**Work request 1:** According to the ice shader tutorial, what is the index of refraction of ice?
**Work request 2:** Continue the ice shader tutorial from where it stops.

**Text segment:**
******
Short tutorial how to create realistic ice shader. Dedicated for advanced Ventuz users.

— 13.01.2016

Today, we would like to show you how to make an ice shader in Ventuz using HLSL node.

When you look at a piece of ice, you can see that it is a little bit transparent, and the image seen through the object is quite distorted and bent. This effect is caused by the refraction of light at the interface between air and ice. The light rays change the direction of propagation of a wave, because the IOR (index of refraction) of these two mediums is different. The IOR of air is 1.00029 and IOR of ice is 1.31.

In typical 3D software (such as 3ds Max, Cinema4d, and Blender) we can easily simulate tracing the path of light and get a photorealistic shader of ice, but these software do not work in real-time. So, to make an ice shader that works in real-time, we recommend using a normal map to fake distortion of the image behind the object. All we need are three textures:

diffuse map (color of the object) normal map (to simulate distortion on the surface) refraction map (the image behind the object. You can use RenderTarget node to render everything on the scene that is behind the object and put it into the shader).

Here is the code for how to prepare samplers to get fields for importing these textures into the HLSL shader:


//DIFUSSE
texture colorTex;
sampler colorTexture = sampler_state
{
Texture = ;
};
//NORMAL
texture normalTex;
sampler normalTexture = sampler_state
{
Texture = ;
};
//REFRACTION
texture refractionText;
sampler refractionTexture = sampler_state
{
Texture = ;
};
The structure for VS_Input and VS_OUTPUT should be as shown below:
struct VS_Input{
float4 position : POSITION;
float2 tex : TEXCOORD0;
float3 Normal : NORMAL;
};
//The PixelInputType structure has a new refractionPosition variable
//for the refraction vertex coordinatesthat will be passed into the pixel shader.
******
Page segmentation data:
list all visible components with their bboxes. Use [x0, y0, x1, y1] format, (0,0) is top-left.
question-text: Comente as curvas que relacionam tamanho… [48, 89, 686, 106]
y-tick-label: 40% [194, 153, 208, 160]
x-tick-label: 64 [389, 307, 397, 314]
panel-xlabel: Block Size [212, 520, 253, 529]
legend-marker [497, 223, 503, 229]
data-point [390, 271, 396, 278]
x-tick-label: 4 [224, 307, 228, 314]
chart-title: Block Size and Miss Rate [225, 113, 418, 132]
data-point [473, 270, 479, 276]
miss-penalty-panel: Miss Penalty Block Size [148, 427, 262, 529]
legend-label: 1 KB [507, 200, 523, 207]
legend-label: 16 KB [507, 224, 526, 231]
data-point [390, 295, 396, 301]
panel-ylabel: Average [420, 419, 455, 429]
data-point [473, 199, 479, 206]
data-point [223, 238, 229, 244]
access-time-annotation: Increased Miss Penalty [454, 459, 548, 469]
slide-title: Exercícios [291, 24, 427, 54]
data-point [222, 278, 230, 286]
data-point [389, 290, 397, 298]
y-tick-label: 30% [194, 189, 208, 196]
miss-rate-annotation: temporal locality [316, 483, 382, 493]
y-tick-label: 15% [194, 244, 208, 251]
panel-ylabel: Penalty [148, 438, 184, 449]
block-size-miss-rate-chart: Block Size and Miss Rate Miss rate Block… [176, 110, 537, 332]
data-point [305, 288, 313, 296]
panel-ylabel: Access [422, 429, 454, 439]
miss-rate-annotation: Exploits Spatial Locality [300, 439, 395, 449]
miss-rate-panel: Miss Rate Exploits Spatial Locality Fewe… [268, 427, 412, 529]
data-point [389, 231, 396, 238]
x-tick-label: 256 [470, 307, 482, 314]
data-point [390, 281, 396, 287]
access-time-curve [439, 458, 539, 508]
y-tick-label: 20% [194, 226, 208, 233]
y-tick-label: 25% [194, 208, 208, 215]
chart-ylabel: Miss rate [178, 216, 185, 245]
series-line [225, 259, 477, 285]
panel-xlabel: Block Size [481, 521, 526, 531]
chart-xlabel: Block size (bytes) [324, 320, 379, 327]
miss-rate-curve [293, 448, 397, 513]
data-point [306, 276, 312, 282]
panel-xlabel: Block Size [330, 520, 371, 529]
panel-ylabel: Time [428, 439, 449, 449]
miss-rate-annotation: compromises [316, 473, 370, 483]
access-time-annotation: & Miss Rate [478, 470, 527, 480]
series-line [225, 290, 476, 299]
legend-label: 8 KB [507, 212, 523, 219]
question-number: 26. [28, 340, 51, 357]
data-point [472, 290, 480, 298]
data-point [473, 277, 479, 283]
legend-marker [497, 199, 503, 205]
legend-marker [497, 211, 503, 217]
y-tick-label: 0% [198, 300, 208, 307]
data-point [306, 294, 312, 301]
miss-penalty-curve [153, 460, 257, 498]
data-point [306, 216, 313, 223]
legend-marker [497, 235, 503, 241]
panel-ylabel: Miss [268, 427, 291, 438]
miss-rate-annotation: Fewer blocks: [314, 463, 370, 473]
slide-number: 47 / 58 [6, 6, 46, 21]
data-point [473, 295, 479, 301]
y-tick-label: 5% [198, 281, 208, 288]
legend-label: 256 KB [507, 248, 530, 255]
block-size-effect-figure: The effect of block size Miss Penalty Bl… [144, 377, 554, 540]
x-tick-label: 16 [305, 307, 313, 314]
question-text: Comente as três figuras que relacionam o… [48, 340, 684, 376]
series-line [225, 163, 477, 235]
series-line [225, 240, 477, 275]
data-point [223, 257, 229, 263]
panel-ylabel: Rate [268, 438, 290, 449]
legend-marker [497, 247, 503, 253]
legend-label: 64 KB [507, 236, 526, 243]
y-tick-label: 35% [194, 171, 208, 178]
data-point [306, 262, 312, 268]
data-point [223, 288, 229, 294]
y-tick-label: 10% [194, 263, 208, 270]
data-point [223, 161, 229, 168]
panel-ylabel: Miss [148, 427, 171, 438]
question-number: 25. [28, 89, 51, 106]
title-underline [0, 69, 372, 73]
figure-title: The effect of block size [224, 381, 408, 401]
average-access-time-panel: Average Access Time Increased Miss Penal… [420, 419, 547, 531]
******
**Result 1:** 1.31

**Result 2:**
struct VS_OUTPUT
{
float4 position : SV_POSITION;
float2 tex : TEXCOORD0;
float4 refractionPosition : TEXCOORD1;
float3 Normal : TEXCOORD2;
float3 ViewVec : TEXCOORD3;
float3 Light : TEXCOORD4;
};


The most important part is, of course, in the Pixel Shader Section. We need to modify the texture of the image that is behind the object. I used a refractionIndex to change texture coordinates in both axes.Then, after normalization of the normal map, you can modify the refract texture coordinates using a prepared normal map and refractionScale multiplier if you would like to have more control of the refraction texture scale.


refractTexCoord.x = float(Input.refractionPosition.x/Input.refractionPosition.w/refractionIndex);
refractTexCoord.y = float(-Input.refractionPosition.y/Input.refractionPosition.w/refractionIndex);
normalMap = tex2D(normalTexture, Input.tex);
normal = (normalMap.xyz * 2.0f) - 1.0f;
refractTexCoord = refractTexCoord + (normal.xy * refractionScale);
refractionColor = tex2D(refractionTexture, refractTexCoord);
textureColor = tex2D(colorTexture, Input.tex);

To achieve a more realistic shader we used the Fresnel effect, which we had made earlier:

float4 fresnel = Rzero + (1.0f-Rzero) * pow(1.0f-dot(Input.Normal, Input.ViewVec), fresnel_strenght);

(read more on: 4realtime.com/blog/hlslfresnelshader). And the final lines:


return lerp(refractionColor, textureColor, 1-fresnel) + SpecularColor;


Here is the whole code of this script: github.com/4realtime/HLSL-ice-shader


Here is a the scene archive: Ice Cube Scene


thanks!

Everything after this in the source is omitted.